#### Given exercise:
Copy, from the entries below, each line where the word "Bestions" can be found.

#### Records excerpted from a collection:
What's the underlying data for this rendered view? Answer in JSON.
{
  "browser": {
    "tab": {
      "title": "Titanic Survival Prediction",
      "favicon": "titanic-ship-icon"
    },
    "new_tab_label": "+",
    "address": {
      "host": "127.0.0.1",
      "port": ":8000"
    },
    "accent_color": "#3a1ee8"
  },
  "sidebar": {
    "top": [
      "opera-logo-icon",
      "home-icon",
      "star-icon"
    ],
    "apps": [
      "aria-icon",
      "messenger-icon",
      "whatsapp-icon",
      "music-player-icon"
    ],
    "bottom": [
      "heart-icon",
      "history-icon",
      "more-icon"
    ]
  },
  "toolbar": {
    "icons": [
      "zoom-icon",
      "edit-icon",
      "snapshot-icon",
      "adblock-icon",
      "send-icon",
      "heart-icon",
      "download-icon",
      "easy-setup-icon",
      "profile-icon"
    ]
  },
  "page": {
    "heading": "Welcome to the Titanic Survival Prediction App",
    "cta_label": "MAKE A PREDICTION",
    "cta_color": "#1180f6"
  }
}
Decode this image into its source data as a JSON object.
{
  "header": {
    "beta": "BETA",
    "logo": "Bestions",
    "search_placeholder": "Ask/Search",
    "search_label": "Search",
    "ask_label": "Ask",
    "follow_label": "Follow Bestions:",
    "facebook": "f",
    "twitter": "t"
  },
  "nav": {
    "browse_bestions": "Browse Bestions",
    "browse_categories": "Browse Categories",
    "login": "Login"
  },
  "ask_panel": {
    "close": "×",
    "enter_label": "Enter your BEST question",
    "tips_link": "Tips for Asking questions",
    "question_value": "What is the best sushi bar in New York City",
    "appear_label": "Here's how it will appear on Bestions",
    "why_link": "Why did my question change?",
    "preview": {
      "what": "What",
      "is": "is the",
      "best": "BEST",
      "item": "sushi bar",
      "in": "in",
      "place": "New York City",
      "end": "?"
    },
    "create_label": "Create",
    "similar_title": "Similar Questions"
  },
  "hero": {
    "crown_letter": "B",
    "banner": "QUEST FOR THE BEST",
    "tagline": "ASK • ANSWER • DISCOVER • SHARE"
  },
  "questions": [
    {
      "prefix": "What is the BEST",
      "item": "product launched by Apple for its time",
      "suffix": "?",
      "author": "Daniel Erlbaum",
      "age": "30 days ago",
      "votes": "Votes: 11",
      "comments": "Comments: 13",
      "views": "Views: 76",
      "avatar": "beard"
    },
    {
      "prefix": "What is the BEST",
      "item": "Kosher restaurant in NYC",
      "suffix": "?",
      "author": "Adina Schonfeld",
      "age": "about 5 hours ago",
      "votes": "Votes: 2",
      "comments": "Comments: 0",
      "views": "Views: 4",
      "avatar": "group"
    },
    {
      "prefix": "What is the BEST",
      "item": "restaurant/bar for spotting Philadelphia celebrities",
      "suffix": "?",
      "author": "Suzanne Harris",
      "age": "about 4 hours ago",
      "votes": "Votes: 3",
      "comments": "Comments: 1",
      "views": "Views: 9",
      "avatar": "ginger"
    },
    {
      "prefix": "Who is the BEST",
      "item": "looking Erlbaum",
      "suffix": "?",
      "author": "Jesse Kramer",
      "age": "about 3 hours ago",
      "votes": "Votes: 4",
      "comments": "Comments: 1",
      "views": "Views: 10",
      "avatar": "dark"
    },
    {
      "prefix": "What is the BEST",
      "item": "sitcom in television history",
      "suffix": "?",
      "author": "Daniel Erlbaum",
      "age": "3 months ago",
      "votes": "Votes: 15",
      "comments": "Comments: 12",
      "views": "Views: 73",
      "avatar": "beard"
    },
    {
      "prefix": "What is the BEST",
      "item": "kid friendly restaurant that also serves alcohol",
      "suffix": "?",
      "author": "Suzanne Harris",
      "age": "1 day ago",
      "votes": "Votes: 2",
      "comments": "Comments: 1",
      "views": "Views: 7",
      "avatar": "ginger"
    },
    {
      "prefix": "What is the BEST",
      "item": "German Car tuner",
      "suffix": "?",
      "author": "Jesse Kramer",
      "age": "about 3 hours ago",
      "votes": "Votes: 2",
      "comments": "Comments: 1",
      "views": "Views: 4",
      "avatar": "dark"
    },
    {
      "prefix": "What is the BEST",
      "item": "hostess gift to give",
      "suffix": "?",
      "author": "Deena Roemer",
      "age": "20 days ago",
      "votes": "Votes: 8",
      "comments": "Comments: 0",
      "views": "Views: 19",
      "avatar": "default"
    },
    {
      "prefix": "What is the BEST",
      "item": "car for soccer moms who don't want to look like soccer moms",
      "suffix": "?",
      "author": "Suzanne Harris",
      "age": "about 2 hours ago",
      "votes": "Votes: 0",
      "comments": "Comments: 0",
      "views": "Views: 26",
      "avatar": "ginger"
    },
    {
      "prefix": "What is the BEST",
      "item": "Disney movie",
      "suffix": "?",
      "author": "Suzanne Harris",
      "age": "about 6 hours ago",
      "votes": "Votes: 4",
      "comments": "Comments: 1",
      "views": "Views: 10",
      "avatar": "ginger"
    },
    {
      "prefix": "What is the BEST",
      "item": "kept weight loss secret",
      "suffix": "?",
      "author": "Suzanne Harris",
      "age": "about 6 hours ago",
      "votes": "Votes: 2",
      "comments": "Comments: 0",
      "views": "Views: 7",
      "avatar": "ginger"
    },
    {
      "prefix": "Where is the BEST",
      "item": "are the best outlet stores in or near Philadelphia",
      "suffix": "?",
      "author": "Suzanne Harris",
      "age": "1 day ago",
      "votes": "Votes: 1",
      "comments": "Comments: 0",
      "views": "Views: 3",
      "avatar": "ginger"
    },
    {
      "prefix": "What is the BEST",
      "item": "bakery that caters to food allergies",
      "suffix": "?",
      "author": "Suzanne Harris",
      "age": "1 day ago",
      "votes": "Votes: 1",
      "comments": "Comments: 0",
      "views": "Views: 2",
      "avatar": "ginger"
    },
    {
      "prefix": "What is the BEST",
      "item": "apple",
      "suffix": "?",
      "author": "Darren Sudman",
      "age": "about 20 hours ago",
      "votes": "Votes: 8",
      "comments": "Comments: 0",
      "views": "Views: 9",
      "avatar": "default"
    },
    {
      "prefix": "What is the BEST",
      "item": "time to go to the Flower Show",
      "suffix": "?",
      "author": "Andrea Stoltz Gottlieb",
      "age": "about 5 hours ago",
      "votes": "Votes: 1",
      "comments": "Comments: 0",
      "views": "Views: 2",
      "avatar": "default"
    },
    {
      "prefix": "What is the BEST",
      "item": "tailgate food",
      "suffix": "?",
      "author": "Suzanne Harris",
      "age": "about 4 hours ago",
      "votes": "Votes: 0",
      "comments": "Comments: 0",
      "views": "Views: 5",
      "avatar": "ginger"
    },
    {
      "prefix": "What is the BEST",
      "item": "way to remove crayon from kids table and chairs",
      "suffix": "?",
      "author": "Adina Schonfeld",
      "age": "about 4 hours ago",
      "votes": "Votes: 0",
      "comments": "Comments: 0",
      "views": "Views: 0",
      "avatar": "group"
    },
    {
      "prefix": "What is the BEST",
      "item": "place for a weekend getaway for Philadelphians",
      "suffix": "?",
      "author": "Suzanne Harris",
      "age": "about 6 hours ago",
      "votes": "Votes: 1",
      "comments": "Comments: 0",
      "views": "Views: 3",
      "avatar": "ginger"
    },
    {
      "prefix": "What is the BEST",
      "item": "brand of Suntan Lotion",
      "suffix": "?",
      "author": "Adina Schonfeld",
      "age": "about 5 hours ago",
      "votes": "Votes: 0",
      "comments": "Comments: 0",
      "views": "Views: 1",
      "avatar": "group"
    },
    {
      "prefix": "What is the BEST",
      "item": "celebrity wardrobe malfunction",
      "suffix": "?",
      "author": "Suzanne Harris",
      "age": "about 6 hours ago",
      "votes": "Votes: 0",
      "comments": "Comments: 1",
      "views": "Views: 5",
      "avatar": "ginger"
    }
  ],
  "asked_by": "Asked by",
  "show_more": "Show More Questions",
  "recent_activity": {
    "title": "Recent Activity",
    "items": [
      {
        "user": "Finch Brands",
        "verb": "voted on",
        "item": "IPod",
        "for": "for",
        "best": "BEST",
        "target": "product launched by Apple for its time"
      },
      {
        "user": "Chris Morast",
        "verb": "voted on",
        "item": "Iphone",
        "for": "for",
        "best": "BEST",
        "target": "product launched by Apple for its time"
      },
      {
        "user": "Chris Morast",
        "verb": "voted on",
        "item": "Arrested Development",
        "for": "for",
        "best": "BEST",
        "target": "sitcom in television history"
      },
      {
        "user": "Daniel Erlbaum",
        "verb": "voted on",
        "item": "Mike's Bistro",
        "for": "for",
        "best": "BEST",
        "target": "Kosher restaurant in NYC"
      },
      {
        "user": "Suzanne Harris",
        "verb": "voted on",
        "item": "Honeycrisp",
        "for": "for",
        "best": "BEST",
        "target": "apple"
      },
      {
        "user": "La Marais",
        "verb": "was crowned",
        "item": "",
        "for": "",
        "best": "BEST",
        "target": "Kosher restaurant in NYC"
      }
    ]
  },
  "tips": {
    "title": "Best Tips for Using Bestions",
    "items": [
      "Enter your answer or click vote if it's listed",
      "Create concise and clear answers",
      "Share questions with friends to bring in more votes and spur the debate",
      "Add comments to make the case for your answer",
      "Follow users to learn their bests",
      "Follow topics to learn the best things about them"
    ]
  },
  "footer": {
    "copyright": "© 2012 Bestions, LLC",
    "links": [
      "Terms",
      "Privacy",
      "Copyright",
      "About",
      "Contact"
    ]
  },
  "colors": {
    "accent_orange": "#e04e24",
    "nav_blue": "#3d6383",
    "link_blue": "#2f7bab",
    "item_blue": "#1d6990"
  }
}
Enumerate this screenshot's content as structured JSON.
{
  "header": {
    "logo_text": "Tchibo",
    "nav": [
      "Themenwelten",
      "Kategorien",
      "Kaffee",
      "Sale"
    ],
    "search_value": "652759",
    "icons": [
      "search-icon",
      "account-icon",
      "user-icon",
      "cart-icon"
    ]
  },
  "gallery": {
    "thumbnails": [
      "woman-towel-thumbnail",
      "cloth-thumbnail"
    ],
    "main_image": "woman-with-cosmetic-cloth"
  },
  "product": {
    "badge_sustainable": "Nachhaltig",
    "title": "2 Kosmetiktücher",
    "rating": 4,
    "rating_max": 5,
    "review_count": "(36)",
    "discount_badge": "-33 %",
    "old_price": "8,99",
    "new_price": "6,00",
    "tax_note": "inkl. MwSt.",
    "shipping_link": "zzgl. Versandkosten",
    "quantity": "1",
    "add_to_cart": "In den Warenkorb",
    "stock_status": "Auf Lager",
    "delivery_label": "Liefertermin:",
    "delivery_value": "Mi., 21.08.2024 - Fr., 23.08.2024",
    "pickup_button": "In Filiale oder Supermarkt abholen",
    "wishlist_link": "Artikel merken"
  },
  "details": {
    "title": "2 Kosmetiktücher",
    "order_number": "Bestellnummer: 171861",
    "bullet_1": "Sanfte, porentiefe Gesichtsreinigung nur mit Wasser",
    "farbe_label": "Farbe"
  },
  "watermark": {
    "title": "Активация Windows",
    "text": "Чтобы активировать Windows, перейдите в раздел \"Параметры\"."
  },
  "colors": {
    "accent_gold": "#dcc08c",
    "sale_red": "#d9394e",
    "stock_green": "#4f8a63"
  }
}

#### Solution to this exercise:
    "logo": "Bestions",
    "follow_label": "Follow Bestions:",
    "browse_bestions": "Browse Bestions",
    "appear_label": "Here's how it will appear on Bestions",
    "title": "Best Tips for Using Bestions",
    "copyright": "© 2012 Bestions, LLC",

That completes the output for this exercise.